Task instructions:
What follows is a set of records; repeat all of them exactly.

Input for this task:
** Begin **
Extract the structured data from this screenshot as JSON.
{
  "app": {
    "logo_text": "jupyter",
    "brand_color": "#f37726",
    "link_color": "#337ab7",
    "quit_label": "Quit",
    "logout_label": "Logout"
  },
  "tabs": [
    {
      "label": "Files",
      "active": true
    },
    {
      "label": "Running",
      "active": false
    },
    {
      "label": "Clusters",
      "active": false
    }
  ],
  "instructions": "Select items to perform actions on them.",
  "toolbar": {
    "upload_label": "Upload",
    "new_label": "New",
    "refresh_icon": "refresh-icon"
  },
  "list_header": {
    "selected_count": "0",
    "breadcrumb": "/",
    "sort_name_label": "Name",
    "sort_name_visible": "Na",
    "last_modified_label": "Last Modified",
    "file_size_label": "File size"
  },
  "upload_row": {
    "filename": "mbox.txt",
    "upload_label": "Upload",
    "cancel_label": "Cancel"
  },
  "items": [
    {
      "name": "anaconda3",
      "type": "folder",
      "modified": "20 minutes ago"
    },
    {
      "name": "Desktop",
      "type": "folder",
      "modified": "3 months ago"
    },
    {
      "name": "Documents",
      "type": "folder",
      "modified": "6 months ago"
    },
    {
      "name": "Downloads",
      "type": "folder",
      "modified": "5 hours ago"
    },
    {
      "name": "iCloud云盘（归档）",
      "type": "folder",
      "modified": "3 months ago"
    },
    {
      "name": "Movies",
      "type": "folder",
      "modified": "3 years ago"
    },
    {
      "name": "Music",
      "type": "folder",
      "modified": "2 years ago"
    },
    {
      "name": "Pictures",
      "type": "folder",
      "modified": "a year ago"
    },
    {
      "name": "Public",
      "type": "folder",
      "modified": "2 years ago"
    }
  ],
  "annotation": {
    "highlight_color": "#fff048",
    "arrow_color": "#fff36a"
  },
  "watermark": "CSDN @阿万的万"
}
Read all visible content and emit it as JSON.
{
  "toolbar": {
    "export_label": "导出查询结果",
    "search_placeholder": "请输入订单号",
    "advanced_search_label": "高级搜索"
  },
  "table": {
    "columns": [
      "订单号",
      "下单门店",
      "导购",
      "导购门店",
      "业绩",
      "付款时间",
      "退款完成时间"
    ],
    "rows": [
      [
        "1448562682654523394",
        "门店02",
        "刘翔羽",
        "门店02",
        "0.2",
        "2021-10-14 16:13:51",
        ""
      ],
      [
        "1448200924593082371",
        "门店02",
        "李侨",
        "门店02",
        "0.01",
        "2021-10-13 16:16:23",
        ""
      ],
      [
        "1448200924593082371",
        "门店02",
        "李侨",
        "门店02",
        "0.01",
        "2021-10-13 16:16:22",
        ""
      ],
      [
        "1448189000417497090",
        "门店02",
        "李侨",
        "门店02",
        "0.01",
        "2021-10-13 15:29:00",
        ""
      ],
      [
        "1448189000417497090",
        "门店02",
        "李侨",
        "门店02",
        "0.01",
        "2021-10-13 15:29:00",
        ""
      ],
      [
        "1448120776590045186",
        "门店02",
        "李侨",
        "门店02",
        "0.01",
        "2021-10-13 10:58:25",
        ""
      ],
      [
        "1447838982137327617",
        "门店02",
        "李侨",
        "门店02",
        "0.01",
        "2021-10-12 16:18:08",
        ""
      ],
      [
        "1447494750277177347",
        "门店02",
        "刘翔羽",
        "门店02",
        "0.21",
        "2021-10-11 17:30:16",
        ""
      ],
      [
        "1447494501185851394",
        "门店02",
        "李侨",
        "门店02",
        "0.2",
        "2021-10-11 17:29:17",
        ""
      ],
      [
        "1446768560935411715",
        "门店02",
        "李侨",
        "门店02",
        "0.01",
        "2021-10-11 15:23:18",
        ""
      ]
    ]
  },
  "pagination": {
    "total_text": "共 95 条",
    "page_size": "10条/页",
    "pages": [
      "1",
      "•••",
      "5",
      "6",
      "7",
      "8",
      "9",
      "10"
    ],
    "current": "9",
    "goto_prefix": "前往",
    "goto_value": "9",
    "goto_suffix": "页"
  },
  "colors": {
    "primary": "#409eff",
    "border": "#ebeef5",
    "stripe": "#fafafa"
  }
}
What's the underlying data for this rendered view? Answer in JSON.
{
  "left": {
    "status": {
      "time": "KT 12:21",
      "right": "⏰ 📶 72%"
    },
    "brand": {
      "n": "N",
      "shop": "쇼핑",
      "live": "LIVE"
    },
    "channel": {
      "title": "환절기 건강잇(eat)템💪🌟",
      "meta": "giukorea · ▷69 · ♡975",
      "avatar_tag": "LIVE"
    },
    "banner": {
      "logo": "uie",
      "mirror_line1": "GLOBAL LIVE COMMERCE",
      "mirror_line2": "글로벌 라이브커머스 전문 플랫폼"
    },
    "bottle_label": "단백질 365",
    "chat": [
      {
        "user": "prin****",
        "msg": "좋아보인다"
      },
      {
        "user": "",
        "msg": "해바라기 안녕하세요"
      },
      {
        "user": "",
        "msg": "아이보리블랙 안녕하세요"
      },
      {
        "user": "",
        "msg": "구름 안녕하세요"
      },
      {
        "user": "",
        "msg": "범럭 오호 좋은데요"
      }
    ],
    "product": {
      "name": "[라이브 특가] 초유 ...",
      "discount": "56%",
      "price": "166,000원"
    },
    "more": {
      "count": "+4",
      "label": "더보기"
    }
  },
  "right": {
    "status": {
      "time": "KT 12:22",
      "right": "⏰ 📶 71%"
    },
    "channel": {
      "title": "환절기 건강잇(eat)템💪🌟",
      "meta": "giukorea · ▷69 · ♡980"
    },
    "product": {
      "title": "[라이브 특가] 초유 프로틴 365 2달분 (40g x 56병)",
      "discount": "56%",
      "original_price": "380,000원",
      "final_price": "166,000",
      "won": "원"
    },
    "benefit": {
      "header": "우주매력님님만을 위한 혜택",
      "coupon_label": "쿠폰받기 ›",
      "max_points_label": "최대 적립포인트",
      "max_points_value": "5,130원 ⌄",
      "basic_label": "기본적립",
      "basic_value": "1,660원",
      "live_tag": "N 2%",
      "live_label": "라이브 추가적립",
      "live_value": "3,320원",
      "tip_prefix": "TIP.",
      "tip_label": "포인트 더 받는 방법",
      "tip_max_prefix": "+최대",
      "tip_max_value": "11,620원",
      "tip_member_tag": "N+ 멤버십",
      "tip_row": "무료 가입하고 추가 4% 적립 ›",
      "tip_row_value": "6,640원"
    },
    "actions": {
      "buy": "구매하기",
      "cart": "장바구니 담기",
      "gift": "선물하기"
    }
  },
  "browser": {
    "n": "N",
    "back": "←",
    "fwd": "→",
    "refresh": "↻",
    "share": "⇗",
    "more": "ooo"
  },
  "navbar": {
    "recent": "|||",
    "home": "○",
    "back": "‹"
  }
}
** End **
Result of this task:
Extract the structured data from this screenshot as JSON.
{
  "app": {
    "logo_text": "jupyter",
    "brand_color": "#f37726",
    "link_color": "#337ab7",
    "quit_label": "Quit",
    "logout_label": "Logout"
  },
  "tabs": [
    {
      "label": "Files",
      "active": true
    },
    {
      "label": "Running",
      "active": false
    },
    {
      "label": "Clusters",
      "active": false
    }
  ],
  "instructions": "Select items to perform actions on them.",
  "toolbar": {
    "upload_label": "Upload",
    "new_label": "New",
    "refresh_icon": "refresh-icon"
  },
  "list_header": {
    "selected_count": "0",
    "breadcrumb": "/",
    "sort_name_label": "Name",
    "sort_name_visible": "Na",
    "last_modified_label": "Last Modified",
    "file_size_label": "File size"
  },
  "upload_row": {
    "filename": "mbox.txt",
    "upload_label": "Upload",
    "cancel_label": "Cancel"
  },
  "items": [
    {
      "name": "anaconda3",
      "type": "folder",
      "modified": "20 minutes ago"
    },
    {
      "name": "Desktop",
      "type": "folder",
      "modified": "3 months ago"
    },
    {
      "name": "Documents",
      "type": "folder",
      "modified": "6 months ago"
    },
    {
      "name": "Downloads",
      "type": "folder",
      "modified": "5 hours ago"
    },
    {
      "name": "iCloud云盘（归档）",
      "type": "folder",
      "modified": "3 months ago"
    },
    {
      "name": "Movies",
      "type": "folder",
      "modified": "3 years ago"
    },
    {
      "name": "Music",
      "type": "folder",
      "modified": "2 years ago"
    },
    {
      "name": "Pictures",
      "type": "folder",
      "modified": "a year ago"
    },
    {
      "name": "Public",
      "type": "folder",
      "modified": "2 years ago"
    }
  ],
  "annotation": {
    "highlight_color": "#fff048",
    "arrow_color": "#fff36a"
  },
  "watermark": "CSDN @阿万的万"
}
Read all visible content and emit it as JSON.
{
  "toolbar": {
    "export_label": "导出查询结果",
    "search_placeholder": "请输入订单号",
    "advanced_search_label": "高级搜索"
  },
  "table": {
    "columns": [
      "订单号",
      "下单门店",
      "导购",
      "导购门店",
      "业绩",
      "付款时间",
      "退款完成时间"
    ],
    "rows": [
      [
        "1448562682654523394",
        "门店02",
        "刘翔羽",
        "门店02",
        "0.2",
        "2021-10-14 16:13:51",
        ""
      ],
      [
        "1448200924593082371",
        "门店02",
        "李侨",
        "门店02",
        "0.01",
        "2021-10-13 16:16:23",
        ""
      ],
      [
        "1448200924593082371",
        "门店02",
        "李侨",
        "门店02",
        "0.01",
        "2021-10-13 16:16:22",
        ""
      ],
      [
        "1448189000417497090",
        "门店02",
        "李侨",
        "门店02",
        "0.01",
        "2021-10-13 15:29:00",
        ""
      ],
      [
        "1448189000417497090",
        "门店02",
        "李侨",
        "门店02",
        "0.01",
        "2021-10-13 15:29:00",
        ""
      ],
      [
        "1448120776590045186",
        "门店02",
        "李侨",
        "门店02",
        "0.01",
        "2021-10-13 10:58:25",
        ""
      ],
      [
        "1447838982137327617",
        "门店02",
        "李侨",
        "门店02",
        "0.01",
        "2021-10-12 16:18:08",
        ""
      ],
      [
        "1447494750277177347",
        "门店02",
        "刘翔羽",
        "门店02",
        "0.21",
        "2021-10-11 17:30:16",
        ""
      ],
      [
        "1447494501185851394",
        "门店02",
        "李侨",
        "门店02",
        "0.2",
        "2021-10-11 17:29:17",
        ""
      ],
      [
        "1446768560935411715",
        "门店02",
        "李侨",
        "门店02",
        "0.01",
        "2021-10-11 15:23:18",
        ""
      ]
    ]
  },
  "pagination": {
    "total_text": "共 95 条",
    "page_size": "10条/页",
    "pages": [
      "1",
      "•••",
      "5",
      "6",
      "7",
      "8",
      "9",
      "10"
    ],
    "current": "9",
    "goto_prefix": "前往",
    "goto_value": "9",
    "goto_suffix": "页"
  },
  "colors": {
    "primary": "#409eff",
    "border": "#ebeef5",
    "stripe": "#fafafa"
  }
}
What's the underlying data for this rendered view? Answer in JSON.
{
  "left": {
    "status": {
      "time": "KT 12:21",
      "right": "⏰ 📶 72%"
    },
    "brand": {
      "n": "N",
      "shop": "쇼핑",
      "live": "LIVE"
    },
    "channel": {
      "title": "환절기 건강잇(eat)템💪🌟",
      "meta": "giukorea · ▷69 · ♡975",
      "avatar_tag": "LIVE"
    },
    "banner": {
      "logo": "uie",
      "mirror_line1": "GLOBAL LIVE COMMERCE",
      "mirror_line2": "글로벌 라이브커머스 전문 플랫폼"
    },
    "bottle_label": "단백질 365",
    "chat": [
      {
        "user": "prin****",
        "msg": "좋아보인다"
      },
      {
        "user": "",
        "msg": "해바라기 안녕하세요"
      },
      {
        "user": "",
        "msg": "아이보리블랙 안녕하세요"
      },
      {
        "user": "",
        "msg": "구름 안녕하세요"
      },
      {
        "user": "",
        "msg": "범럭 오호 좋은데요"
      }
    ],
    "product": {
      "name": "[라이브 특가] 초유 ...",
      "discount": "56%",
      "price": "166,000원"
    },
    "more": {
      "count": "+4",
      "label": "더보기"
    }
  },
  "right": {
    "status": {
      "time": "KT 12:22",
      "right": "⏰ 📶 71%"
    },
    "channel": {
      "title": "환절기 건강잇(eat)템💪🌟",
      "meta": "giukorea · ▷69 · ♡980"
    },
    "product": {
      "title": "[라이브 특가] 초유 프로틴 365 2달분 (40g x 56병)",
      "discount": "56%",
      "original_price": "380,000원",
      "final_price": "166,000",
      "won": "원"
    },
    "benefit": {
      "header": "우주매력님님만을 위한 혜택",
      "coupon_label": "쿠폰받기 ›",
      "max_points_label": "최대 적립포인트",
      "max_points_value": "5,130원 ⌄",
      "basic_label": "기본적립",
      "basic_value": "1,660원",
      "live_tag": "N 2%",
      "live_label": "라이브 추가적립",
      "live_value": "3,320원",
      "tip_prefix": "TIP.",
      "tip_label": "포인트 더 받는 방법",
      "tip_max_prefix": "+최대",
      "tip_max_value": "11,620원",
      "tip_member_tag": "N+ 멤버십",
      "tip_row": "무료 가입하고 추가 4% 적립 ›",
      "tip_row_value": "6,640원"
    },
    "actions": {
      "buy": "구매하기",
      "cart": "장바구니 담기",
      "gift": "선물하기"
    }
  },
  "browser": {
    "n": "N",
    "back": "←",
    "fwd": "→",
    "refresh": "↻",
    "share": "⇗",
    "more": "ooo"
  },
  "navbar": {
    "recent": "|||",
    "home": "○",
    "back": "‹"
  }
}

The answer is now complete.